(Stored records)
++++++++++++++++++++

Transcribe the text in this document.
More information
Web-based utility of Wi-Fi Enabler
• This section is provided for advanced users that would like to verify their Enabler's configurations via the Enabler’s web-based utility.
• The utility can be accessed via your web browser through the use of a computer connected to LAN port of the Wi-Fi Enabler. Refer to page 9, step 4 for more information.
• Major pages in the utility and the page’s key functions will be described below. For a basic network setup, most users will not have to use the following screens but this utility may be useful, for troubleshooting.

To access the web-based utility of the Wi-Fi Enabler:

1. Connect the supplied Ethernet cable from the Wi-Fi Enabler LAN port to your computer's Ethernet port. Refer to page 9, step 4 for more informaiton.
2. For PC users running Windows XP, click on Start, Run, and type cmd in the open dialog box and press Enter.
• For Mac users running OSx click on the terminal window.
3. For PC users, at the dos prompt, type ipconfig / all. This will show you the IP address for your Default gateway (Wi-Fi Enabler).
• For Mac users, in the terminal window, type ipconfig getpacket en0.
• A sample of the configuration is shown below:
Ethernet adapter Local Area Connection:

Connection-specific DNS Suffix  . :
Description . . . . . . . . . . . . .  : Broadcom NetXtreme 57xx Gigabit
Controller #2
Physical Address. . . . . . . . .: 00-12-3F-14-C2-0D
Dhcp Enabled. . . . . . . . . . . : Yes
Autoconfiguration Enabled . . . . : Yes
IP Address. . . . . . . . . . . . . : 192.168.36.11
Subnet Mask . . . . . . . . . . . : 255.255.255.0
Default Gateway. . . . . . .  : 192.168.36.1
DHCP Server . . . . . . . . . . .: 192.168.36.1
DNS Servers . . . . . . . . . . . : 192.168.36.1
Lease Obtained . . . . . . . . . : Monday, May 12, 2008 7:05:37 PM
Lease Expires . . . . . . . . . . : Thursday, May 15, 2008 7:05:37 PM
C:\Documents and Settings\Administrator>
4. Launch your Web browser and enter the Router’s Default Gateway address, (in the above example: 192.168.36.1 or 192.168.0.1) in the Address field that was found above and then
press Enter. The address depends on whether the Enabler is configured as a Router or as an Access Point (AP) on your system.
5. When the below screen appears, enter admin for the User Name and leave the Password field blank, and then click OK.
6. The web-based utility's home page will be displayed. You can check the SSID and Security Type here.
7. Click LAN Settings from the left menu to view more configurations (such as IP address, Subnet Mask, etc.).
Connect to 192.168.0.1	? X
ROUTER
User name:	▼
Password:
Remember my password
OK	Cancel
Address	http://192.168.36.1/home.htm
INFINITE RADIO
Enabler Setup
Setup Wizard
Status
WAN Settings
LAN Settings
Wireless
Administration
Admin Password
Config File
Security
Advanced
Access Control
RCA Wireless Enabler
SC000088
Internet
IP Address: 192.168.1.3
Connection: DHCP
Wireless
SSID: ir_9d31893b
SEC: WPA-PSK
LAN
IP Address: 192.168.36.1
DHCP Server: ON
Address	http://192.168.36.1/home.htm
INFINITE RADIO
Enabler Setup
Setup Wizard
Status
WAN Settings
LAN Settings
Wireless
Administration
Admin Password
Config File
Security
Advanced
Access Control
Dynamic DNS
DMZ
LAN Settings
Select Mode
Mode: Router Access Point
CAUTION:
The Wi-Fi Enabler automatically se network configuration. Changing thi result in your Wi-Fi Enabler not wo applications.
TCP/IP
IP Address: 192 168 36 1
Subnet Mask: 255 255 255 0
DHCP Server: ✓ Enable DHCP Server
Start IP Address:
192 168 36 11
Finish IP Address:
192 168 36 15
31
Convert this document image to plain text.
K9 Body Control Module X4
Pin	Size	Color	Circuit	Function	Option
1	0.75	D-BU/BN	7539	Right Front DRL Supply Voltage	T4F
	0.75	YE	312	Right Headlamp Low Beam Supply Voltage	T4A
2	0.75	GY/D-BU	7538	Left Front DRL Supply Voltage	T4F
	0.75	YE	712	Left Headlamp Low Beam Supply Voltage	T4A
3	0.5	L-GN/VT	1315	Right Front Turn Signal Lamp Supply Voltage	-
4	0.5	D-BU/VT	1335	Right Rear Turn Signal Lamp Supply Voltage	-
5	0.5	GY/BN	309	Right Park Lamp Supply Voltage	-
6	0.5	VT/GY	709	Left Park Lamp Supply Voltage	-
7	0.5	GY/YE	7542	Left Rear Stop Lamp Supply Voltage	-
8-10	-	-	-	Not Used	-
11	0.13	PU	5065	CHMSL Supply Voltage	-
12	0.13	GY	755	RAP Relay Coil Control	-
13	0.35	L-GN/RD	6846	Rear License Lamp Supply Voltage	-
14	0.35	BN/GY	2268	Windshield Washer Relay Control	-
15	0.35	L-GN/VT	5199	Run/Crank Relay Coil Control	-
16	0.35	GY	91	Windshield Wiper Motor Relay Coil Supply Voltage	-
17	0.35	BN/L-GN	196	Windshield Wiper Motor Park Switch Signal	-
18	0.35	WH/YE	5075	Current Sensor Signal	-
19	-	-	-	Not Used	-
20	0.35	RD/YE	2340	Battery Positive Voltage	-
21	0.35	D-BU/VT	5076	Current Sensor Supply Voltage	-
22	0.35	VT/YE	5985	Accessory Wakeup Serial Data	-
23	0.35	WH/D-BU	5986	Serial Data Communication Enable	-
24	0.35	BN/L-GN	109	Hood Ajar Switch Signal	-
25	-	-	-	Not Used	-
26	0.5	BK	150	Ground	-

++++++++++++++++++++

### Requirement
Count the lines in the records above that contain the word "from", and give only the number.

### Answer for this exercise
2